__Do this__: Could you copy every line from the material below in which "oben" appears?

Source data:
******************************

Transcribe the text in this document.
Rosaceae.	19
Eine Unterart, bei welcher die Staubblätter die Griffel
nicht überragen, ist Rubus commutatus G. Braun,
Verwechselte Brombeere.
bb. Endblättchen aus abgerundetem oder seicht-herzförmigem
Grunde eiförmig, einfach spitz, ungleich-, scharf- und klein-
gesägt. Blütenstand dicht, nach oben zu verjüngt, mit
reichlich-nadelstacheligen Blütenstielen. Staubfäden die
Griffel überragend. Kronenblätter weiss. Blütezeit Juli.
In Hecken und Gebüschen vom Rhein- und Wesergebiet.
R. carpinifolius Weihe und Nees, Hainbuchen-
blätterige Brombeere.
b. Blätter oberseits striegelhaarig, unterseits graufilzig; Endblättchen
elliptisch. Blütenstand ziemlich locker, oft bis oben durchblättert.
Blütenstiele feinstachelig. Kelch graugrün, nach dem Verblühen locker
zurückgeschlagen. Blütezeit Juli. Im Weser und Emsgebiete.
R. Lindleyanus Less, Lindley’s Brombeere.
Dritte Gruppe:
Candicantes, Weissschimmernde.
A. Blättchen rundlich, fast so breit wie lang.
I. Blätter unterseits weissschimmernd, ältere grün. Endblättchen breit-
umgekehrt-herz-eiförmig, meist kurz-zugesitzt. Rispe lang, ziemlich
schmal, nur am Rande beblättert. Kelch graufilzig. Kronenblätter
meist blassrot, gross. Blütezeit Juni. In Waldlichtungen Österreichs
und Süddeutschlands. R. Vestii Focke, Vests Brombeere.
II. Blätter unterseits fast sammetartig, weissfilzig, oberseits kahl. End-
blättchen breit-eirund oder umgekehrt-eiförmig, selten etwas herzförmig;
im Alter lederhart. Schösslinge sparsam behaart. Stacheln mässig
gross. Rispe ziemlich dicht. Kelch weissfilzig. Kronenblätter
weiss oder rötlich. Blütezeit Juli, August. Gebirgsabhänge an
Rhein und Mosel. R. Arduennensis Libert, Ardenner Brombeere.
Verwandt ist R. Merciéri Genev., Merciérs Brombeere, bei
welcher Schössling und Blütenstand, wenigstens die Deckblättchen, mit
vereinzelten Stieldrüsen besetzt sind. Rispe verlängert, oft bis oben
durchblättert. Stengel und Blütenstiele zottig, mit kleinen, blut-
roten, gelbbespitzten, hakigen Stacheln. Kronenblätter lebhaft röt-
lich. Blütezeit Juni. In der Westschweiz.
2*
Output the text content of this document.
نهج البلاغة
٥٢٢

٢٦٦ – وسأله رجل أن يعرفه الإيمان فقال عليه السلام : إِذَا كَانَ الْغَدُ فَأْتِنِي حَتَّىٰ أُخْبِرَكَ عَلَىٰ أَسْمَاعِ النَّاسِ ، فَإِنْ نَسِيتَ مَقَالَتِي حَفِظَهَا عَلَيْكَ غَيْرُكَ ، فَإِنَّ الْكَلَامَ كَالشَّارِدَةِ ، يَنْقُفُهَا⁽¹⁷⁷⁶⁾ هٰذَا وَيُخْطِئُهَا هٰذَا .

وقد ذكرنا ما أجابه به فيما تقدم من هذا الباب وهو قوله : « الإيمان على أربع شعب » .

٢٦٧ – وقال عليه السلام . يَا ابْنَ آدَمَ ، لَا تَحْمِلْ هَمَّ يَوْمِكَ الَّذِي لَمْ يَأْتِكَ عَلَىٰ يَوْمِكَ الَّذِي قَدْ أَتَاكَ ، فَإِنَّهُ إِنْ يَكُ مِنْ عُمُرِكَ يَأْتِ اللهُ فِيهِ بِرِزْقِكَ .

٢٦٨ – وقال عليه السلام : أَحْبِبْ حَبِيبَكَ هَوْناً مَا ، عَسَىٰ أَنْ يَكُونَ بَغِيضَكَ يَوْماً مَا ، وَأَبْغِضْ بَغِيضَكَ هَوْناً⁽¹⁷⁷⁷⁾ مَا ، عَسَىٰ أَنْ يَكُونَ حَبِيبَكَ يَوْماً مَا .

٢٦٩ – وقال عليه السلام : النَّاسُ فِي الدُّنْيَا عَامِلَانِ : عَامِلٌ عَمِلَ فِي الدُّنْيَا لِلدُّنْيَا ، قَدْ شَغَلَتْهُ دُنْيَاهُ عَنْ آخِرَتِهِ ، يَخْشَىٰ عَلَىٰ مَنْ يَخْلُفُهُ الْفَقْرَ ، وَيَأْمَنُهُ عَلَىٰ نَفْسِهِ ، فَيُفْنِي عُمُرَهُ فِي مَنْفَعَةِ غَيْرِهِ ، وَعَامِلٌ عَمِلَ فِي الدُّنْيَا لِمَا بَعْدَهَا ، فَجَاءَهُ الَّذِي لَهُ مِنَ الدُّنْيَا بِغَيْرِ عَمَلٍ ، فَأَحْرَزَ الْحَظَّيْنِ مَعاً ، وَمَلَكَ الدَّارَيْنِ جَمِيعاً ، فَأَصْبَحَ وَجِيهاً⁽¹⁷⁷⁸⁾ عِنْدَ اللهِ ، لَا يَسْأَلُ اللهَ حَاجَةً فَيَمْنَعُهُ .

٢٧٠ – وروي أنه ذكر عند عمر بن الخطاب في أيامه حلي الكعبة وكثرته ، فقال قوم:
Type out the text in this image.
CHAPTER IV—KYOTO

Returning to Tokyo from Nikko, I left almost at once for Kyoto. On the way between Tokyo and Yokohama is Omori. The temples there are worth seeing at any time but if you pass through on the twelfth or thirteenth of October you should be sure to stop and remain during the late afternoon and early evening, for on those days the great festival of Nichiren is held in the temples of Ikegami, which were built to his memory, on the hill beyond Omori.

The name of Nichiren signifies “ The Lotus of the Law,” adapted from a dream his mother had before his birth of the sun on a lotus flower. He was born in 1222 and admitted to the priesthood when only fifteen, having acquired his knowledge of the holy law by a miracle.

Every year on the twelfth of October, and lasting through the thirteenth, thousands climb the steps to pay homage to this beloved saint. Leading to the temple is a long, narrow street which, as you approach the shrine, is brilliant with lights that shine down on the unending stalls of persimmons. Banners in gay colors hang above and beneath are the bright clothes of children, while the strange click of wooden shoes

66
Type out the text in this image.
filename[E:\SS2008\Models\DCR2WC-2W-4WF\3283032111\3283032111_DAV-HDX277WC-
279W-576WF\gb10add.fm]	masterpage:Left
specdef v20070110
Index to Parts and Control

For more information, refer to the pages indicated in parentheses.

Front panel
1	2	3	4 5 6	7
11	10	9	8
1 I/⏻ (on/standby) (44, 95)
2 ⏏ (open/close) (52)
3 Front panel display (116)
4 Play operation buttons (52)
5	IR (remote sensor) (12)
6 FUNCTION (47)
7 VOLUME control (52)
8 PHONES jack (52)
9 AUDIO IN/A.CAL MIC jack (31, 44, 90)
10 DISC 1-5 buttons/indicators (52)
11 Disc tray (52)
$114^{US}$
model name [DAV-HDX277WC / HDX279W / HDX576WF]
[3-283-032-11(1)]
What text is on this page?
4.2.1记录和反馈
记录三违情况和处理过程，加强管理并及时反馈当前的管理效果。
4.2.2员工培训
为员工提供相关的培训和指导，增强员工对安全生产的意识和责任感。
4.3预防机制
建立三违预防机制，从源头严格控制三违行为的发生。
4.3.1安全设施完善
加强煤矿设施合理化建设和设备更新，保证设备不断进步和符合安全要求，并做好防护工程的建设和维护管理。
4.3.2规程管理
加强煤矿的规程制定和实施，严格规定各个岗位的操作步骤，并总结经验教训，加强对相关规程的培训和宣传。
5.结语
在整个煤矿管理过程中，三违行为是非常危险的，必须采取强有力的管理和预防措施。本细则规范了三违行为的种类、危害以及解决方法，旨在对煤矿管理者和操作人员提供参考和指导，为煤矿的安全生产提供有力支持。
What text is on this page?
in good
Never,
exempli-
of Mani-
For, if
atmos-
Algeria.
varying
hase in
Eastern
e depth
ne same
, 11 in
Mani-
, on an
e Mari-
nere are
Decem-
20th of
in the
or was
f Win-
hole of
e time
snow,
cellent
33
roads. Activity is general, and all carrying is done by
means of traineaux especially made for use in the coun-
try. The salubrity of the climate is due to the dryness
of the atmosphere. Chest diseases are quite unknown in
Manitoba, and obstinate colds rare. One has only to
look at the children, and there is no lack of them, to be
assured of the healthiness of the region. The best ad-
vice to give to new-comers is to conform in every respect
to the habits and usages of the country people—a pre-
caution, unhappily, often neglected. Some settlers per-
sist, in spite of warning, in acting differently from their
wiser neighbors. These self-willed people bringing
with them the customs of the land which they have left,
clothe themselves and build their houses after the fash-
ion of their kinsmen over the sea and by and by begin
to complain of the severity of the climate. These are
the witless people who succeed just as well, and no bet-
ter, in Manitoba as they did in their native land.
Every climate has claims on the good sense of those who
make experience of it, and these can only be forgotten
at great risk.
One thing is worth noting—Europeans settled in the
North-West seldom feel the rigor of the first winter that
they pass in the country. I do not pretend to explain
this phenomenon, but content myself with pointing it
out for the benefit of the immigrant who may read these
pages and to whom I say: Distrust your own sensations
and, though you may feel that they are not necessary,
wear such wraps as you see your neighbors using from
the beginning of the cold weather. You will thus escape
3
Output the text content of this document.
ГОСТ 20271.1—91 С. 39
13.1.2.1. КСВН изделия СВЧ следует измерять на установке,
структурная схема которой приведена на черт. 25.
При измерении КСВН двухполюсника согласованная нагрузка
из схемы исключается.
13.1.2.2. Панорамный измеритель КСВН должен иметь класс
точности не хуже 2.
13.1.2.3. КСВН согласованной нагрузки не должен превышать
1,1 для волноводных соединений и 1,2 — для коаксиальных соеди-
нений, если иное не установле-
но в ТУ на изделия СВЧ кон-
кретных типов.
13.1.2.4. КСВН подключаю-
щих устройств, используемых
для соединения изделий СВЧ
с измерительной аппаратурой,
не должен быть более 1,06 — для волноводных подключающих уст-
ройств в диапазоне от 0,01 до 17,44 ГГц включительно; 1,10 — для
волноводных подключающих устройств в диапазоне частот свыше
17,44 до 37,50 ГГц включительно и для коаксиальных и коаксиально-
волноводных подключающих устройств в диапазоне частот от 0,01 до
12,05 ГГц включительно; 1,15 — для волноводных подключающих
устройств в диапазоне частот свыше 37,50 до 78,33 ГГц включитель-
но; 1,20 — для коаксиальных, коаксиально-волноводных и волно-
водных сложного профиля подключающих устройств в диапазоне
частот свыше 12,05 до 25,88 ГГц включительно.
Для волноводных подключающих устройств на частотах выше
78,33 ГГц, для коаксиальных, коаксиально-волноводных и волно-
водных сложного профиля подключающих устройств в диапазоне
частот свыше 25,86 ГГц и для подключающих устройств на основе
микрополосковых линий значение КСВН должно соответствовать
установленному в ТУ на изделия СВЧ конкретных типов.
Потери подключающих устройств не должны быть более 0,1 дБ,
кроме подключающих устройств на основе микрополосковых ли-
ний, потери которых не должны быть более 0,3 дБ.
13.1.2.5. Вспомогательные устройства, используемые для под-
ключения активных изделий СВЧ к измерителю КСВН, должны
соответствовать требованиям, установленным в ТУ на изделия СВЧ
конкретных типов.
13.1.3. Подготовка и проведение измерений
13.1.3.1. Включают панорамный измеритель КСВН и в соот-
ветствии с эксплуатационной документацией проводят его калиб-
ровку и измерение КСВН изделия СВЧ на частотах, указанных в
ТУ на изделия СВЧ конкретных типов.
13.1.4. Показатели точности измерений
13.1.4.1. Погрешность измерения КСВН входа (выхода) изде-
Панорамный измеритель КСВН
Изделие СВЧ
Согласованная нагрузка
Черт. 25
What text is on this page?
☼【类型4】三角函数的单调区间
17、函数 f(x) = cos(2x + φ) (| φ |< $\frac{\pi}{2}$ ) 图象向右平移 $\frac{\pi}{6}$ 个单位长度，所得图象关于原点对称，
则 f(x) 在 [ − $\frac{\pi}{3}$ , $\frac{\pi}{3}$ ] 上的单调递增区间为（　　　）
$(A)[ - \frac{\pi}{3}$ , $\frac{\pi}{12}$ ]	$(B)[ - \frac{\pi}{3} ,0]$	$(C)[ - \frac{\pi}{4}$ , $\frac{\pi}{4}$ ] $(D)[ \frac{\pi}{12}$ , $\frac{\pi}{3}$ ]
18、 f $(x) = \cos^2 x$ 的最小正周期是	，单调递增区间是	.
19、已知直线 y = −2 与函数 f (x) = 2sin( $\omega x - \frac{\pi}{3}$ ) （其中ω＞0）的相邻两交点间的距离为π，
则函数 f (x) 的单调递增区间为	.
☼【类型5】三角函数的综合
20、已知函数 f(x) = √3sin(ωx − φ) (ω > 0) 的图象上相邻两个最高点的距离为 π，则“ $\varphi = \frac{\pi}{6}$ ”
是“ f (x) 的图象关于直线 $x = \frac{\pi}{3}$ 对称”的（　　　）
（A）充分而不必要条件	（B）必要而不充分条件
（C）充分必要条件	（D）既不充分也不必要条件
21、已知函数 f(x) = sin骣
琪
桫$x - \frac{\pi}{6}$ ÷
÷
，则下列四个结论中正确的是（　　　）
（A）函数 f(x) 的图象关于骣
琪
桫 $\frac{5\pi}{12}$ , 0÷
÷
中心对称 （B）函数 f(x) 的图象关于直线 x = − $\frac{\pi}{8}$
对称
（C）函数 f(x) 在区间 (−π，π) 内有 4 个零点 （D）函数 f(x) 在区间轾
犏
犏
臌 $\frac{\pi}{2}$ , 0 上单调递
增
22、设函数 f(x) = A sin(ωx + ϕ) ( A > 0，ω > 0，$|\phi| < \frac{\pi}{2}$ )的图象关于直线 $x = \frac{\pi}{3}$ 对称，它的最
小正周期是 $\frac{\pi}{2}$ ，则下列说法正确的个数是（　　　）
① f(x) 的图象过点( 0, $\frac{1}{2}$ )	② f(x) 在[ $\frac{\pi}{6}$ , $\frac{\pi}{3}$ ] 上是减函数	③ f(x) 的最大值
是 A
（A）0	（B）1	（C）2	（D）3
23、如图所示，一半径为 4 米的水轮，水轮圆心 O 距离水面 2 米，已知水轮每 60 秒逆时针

******************************

__Reply__:
gesägt. Blütenstand dicht, nach oben zu verjüngt, mit
elliptisch. Blütenstand ziemlich locker, oft bis oben durchblättert.
vereinzelten Stieldrüsen besetzt sind. Rispe verlängert, oft bis oben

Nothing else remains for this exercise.